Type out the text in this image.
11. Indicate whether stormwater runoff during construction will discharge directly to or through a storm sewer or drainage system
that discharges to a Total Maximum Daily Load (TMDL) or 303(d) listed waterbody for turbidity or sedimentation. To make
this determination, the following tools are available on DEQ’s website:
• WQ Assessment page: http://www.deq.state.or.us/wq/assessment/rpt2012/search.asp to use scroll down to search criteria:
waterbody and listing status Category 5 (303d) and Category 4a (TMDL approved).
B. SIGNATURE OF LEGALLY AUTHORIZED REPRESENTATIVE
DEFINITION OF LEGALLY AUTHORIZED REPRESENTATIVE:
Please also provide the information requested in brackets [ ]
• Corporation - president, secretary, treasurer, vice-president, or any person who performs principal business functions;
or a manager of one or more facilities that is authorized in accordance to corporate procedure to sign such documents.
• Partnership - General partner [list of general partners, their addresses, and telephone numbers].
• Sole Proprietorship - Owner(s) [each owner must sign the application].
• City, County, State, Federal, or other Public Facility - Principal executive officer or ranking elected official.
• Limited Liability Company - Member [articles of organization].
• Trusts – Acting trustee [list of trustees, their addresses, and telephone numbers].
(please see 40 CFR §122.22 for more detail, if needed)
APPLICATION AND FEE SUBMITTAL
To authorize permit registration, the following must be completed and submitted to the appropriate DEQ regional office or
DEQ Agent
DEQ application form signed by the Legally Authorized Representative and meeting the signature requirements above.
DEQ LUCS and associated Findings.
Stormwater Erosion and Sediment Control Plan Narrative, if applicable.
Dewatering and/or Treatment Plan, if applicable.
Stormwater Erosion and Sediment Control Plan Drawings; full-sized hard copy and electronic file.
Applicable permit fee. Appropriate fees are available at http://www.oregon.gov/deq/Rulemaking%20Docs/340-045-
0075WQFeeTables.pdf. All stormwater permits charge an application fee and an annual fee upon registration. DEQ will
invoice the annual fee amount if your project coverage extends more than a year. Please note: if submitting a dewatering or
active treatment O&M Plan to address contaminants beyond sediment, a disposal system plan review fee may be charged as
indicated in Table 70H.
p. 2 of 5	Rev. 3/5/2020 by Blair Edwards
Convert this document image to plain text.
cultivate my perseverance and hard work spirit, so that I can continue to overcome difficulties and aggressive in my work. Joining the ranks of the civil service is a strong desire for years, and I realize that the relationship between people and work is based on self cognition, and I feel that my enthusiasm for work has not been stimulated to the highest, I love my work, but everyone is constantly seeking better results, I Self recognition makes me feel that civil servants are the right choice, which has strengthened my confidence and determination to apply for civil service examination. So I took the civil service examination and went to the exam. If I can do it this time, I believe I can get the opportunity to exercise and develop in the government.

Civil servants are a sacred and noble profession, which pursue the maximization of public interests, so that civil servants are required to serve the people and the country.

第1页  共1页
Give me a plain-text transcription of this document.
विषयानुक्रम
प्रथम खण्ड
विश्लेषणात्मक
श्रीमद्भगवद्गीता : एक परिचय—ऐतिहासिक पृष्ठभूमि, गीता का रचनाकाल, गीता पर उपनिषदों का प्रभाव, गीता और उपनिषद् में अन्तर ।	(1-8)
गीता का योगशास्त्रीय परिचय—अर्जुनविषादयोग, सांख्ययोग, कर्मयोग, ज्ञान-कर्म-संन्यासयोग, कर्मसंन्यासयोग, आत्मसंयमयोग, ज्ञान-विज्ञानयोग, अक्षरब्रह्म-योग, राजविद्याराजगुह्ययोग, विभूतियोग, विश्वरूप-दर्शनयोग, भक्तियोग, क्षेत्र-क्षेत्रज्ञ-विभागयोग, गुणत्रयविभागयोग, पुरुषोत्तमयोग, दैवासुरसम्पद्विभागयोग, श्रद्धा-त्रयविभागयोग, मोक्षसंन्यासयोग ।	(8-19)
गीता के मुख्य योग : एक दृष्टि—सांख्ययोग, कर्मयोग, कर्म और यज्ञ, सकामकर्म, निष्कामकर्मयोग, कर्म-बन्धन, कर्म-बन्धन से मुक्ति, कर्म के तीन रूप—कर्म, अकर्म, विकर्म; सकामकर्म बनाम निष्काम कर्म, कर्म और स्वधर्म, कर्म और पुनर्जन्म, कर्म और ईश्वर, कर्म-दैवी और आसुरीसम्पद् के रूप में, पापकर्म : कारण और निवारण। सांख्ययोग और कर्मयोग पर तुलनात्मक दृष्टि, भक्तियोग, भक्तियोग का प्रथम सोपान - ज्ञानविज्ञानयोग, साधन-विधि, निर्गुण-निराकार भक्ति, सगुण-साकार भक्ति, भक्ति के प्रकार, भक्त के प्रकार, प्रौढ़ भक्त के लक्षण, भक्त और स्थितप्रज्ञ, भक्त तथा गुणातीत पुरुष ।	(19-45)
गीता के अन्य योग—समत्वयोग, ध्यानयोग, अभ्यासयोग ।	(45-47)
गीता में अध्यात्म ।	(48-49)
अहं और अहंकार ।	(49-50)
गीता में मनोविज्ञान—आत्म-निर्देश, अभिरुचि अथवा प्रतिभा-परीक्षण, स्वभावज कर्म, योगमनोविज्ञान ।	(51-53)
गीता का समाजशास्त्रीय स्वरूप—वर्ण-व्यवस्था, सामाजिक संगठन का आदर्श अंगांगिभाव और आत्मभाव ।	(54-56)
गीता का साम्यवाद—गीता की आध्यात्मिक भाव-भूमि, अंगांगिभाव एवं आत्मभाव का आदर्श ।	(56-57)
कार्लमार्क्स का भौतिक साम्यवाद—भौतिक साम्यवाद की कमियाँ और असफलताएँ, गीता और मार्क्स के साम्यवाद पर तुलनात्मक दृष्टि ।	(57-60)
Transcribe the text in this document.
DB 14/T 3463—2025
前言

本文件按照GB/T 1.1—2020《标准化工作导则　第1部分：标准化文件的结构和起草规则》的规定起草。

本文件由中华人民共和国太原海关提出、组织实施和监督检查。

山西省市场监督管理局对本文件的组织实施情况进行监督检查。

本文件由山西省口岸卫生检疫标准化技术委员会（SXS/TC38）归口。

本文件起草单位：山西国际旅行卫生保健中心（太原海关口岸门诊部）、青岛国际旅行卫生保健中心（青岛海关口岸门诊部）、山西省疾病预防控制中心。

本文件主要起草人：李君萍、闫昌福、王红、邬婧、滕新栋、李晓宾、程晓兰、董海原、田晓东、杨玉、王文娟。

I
::::::::
**EXERCISE REQUIREMENTS:** Go through the entries and return each line where the word "Plan" appears.

**WRITTEN RESPONSE:**
Stormwater Erosion and Sediment Control Plan Narrative, if applicable.
Dewatering and/or Treatment Plan, if applicable.
Stormwater Erosion and Sediment Control Plan Drawings; full-sized hard copy and electronic file.
active treatment O&M Plan to address contaminants beyond sediment, a disposal system plan review fee may be charged as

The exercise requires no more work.